• _DESCRIPTION OF THE TASK_:
Repeat the whole of the data, keeping every detail the same.

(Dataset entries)
┌──

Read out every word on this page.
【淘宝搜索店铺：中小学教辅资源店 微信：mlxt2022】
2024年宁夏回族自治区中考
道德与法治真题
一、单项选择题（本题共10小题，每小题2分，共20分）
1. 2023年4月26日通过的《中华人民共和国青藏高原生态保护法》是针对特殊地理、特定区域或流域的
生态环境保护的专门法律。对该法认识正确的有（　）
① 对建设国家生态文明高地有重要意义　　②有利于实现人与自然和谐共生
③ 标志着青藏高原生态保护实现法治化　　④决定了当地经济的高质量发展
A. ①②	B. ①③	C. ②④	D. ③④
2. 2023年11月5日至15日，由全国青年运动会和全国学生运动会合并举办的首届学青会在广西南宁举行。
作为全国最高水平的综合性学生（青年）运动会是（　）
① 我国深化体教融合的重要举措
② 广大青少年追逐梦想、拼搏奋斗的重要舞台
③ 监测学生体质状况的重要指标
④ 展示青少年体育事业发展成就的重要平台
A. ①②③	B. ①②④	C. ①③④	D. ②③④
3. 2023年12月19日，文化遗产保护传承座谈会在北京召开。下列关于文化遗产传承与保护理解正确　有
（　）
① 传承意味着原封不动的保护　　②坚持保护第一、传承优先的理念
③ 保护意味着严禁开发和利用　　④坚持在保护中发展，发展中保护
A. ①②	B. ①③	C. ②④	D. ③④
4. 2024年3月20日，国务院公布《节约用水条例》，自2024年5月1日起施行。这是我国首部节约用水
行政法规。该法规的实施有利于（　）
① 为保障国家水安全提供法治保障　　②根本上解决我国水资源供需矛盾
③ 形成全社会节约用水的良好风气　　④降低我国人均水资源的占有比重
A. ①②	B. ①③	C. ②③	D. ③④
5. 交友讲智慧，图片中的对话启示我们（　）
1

└──

• _THE REPLY_:
Read out every word on this page.
【淘宝搜索店铺：中小学教辅资源店 微信：mlxt2022】
2024年宁夏回族自治区中考
道德与法治真题
一、单项选择题（本题共10小题，每小题2分，共20分）
1. 2023年4月26日通过的《中华人民共和国青藏高原生态保护法》是针对特殊地理、特定区域或流域的
生态环境保护的专门法律。对该法认识正确的有（　）
① 对建设国家生态文明高地有重要意义　　②有利于实现人与自然和谐共生
③ 标志着青藏高原生态保护实现法治化　　④决定了当地经济的高质量发展
A. ①②	B. ①③	C. ②④	D. ③④
2. 2023年11月5日至15日，由全国青年运动会和全国学生运动会合并举办的首届学青会在广西南宁举行。
作为全国最高水平的综合性学生（青年）运动会是（　）
① 我国深化体教融合的重要举措
② 广大青少年追逐梦想、拼搏奋斗的重要舞台
③ 监测学生体质状况的重要指标
④ 展示青少年体育事业发展成就的重要平台
A. ①②③	B. ①②④	C. ①③④	D. ②③④
3. 2023年12月19日，文化遗产保护传承座谈会在北京召开。下列关于文化遗产传承与保护理解正确　有
（　）
① 传承意味着原封不动的保护　　②坚持保护第一、传承优先的理念
③ 保护意味着严禁开发和利用　　④坚持在保护中发展，发展中保护
A. ①②	B. ①③	C. ②④	D. ③④
4. 2024年3月20日，国务院公布《节约用水条例》，自2024年5月1日起施行。这是我国首部节约用水
行政法规。该法规的实施有利于（　）
① 为保障国家水安全提供法治保障　　②根本上解决我国水资源供需矛盾
③ 形成全社会节约用水的良好风气　　④降低我国人均水资源的占有比重
A. ①②	B. ①③	C. ②③	D. ③④
5. 交友讲智慧，图片中的对话启示我们（　）
1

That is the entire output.